**TASK BRIEF**
Copy each line below that contains "Guangzhou".

═══ PROVIDED DATA

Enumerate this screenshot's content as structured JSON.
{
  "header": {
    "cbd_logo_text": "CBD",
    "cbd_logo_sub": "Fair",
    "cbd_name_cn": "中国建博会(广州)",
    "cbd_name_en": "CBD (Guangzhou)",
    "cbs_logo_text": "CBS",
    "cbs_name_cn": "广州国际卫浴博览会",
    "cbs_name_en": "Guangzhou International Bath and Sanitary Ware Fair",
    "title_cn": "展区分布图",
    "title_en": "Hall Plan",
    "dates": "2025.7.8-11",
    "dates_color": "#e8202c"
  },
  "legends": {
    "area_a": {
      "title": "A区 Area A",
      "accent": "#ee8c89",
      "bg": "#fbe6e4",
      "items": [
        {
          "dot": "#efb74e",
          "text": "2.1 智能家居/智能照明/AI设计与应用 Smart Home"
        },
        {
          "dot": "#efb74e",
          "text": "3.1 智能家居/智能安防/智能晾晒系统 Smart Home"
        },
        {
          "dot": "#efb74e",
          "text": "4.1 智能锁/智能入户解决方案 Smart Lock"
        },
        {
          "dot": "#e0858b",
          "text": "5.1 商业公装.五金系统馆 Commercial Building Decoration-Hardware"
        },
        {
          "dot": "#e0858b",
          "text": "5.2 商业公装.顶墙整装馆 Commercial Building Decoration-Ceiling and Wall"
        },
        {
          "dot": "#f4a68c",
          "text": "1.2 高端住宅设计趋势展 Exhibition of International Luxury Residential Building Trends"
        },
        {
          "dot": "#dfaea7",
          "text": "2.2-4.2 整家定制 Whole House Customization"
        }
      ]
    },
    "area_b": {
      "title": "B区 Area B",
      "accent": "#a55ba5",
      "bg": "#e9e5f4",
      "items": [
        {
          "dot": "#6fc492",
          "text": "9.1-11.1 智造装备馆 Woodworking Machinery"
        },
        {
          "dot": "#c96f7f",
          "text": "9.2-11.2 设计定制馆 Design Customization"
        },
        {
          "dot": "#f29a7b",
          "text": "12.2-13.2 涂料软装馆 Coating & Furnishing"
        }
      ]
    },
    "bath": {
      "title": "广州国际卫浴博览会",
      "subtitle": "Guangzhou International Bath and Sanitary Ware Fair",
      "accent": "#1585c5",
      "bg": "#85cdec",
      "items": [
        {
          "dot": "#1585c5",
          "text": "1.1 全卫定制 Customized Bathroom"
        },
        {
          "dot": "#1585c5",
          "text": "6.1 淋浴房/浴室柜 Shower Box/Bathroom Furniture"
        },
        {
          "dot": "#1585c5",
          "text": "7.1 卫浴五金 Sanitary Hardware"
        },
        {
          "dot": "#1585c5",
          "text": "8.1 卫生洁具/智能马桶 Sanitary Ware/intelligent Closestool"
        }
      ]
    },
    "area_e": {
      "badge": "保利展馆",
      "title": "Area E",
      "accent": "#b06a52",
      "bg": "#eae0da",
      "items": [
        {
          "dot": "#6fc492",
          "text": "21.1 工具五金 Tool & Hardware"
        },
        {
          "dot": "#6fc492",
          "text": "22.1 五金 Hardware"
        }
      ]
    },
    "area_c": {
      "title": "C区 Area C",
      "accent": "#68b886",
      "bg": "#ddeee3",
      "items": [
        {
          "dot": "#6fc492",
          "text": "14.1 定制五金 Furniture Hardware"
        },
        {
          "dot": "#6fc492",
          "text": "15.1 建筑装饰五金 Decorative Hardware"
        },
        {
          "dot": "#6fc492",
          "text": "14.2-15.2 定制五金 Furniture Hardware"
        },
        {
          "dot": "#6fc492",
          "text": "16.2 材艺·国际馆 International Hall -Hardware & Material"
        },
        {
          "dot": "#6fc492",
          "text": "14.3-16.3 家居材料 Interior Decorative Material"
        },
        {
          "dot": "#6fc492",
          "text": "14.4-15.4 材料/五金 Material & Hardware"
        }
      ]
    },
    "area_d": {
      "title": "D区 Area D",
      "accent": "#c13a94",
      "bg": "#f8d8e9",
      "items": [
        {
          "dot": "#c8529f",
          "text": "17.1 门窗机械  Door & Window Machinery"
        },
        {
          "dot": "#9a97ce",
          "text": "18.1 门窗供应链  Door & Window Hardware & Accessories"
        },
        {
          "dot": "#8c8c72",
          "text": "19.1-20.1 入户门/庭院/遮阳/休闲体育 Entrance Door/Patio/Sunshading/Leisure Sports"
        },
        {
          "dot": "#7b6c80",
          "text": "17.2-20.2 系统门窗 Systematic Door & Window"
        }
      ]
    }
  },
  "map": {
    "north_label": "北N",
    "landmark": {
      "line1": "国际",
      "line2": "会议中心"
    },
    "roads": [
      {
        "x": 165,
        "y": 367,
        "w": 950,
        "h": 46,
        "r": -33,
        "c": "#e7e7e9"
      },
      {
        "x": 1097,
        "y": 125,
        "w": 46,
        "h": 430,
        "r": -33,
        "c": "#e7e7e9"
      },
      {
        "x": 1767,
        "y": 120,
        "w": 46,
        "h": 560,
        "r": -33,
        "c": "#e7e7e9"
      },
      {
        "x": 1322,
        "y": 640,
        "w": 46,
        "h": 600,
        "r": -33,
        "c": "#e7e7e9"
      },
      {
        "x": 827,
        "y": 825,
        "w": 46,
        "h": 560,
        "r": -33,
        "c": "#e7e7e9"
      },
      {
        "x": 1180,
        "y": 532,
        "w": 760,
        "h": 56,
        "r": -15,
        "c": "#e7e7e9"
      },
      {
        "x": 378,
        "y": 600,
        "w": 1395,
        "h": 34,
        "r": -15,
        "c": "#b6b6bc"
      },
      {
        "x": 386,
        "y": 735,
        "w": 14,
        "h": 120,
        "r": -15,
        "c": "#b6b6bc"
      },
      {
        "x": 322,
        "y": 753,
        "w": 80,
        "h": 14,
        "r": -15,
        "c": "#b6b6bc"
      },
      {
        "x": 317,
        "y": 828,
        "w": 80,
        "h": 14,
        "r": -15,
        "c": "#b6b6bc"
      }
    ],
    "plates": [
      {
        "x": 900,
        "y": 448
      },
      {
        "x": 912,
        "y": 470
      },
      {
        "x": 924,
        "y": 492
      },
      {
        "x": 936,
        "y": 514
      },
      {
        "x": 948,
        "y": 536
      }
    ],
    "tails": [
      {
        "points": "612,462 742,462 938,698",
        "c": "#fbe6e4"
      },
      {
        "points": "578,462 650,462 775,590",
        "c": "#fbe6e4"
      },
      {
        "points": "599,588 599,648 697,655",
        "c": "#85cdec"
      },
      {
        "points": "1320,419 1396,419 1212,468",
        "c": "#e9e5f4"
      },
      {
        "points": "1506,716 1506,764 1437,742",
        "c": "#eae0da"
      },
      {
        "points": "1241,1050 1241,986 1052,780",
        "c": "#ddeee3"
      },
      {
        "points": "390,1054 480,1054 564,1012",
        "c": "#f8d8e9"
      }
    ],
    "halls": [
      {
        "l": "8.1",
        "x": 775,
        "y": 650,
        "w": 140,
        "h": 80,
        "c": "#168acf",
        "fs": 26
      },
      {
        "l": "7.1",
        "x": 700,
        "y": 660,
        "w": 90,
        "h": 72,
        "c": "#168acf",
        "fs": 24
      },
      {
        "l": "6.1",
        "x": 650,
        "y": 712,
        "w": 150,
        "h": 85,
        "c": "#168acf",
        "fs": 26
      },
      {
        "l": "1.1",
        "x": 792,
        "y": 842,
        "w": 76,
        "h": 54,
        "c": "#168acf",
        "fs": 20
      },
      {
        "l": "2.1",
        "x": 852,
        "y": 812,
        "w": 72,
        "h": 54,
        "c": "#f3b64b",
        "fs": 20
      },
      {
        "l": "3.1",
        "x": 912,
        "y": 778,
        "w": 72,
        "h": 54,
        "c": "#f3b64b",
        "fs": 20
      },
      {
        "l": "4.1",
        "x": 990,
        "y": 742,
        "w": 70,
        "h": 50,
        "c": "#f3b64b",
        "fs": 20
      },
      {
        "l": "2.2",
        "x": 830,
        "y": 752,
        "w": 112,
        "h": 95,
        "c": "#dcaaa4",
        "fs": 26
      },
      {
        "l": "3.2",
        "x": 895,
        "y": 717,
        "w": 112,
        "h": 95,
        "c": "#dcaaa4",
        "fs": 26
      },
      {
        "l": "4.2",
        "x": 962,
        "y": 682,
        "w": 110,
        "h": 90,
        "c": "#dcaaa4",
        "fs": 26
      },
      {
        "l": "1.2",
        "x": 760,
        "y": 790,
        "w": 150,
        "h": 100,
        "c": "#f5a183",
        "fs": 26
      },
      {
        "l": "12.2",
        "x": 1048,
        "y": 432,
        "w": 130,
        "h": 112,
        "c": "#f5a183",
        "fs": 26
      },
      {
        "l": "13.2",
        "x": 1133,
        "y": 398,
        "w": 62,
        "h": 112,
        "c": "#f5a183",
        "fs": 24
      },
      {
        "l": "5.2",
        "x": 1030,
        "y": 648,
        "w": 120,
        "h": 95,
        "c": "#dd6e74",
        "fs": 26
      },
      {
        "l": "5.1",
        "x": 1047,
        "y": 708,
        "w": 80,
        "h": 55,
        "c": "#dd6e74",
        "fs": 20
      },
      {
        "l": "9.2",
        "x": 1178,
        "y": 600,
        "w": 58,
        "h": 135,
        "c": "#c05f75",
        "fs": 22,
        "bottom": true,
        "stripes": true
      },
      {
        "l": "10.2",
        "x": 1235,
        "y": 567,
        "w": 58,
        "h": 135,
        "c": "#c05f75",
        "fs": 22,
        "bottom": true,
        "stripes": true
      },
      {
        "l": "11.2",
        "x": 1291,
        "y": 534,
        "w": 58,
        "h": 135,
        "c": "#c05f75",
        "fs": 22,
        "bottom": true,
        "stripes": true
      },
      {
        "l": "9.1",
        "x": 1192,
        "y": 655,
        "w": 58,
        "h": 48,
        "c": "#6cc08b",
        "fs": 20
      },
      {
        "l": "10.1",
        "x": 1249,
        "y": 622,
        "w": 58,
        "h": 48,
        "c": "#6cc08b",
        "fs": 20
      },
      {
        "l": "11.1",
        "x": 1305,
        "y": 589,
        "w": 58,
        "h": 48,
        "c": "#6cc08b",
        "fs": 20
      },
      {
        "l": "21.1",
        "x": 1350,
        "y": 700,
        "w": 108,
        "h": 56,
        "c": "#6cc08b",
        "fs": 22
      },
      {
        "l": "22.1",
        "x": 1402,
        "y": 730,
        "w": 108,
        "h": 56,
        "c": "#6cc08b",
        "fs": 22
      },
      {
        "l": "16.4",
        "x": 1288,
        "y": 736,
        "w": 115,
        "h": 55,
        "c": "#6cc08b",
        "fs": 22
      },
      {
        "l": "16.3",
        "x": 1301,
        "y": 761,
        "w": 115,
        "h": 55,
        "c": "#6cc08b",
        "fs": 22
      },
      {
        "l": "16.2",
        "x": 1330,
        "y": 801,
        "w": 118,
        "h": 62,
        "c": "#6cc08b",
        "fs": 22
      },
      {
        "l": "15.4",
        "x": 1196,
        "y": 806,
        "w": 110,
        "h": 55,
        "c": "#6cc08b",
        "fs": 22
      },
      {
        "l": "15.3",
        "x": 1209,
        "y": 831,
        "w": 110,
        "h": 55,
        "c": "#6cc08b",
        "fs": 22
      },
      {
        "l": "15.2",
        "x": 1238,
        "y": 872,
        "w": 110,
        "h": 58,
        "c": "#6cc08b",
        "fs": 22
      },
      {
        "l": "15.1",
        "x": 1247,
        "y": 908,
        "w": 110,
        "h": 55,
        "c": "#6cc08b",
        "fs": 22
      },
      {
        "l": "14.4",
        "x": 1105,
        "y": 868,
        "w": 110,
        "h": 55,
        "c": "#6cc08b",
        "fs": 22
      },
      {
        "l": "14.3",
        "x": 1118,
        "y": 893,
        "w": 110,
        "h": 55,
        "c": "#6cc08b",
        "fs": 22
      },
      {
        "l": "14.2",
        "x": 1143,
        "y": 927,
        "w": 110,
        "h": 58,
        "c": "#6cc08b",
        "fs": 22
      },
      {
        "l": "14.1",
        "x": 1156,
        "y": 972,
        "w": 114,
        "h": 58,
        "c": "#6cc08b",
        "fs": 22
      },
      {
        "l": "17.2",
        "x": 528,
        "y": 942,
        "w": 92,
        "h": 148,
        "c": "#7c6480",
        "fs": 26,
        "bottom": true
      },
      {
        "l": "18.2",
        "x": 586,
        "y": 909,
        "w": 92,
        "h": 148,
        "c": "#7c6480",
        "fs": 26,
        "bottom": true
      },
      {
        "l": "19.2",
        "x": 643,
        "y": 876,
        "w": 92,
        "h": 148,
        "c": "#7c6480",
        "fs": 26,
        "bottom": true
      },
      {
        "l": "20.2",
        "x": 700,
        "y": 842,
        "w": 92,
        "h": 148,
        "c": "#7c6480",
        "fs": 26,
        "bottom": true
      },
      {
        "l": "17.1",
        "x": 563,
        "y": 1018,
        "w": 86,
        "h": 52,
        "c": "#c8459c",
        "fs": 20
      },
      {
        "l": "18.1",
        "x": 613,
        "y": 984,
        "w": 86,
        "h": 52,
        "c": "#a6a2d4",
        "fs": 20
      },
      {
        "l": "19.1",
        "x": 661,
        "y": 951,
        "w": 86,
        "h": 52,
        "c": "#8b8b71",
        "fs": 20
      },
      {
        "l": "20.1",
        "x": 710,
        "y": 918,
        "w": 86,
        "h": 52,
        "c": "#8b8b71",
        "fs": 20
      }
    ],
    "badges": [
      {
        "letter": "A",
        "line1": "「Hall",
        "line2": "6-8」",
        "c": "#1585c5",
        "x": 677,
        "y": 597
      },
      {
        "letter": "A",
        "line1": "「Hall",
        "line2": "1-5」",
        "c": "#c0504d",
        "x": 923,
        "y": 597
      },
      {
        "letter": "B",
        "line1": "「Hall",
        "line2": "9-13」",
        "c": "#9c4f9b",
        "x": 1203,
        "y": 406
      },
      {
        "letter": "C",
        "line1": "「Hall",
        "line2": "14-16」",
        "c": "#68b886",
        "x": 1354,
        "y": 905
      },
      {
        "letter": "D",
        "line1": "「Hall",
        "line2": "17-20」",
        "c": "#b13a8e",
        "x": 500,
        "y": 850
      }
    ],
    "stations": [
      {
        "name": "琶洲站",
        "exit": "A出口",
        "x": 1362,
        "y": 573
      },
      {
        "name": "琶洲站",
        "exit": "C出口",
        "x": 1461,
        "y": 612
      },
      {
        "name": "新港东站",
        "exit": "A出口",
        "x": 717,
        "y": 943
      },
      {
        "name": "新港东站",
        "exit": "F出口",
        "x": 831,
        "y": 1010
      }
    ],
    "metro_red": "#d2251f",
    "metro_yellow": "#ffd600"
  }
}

══════

**WRITTEN SOLUTION**
    "cbd_name_en": "CBD (Guangzhou)",
    "cbs_name_en": "Guangzhou International Bath and Sanitary Ware Fair",
      "subtitle": "Guangzhou International Bath and Sanitary Ware Fair",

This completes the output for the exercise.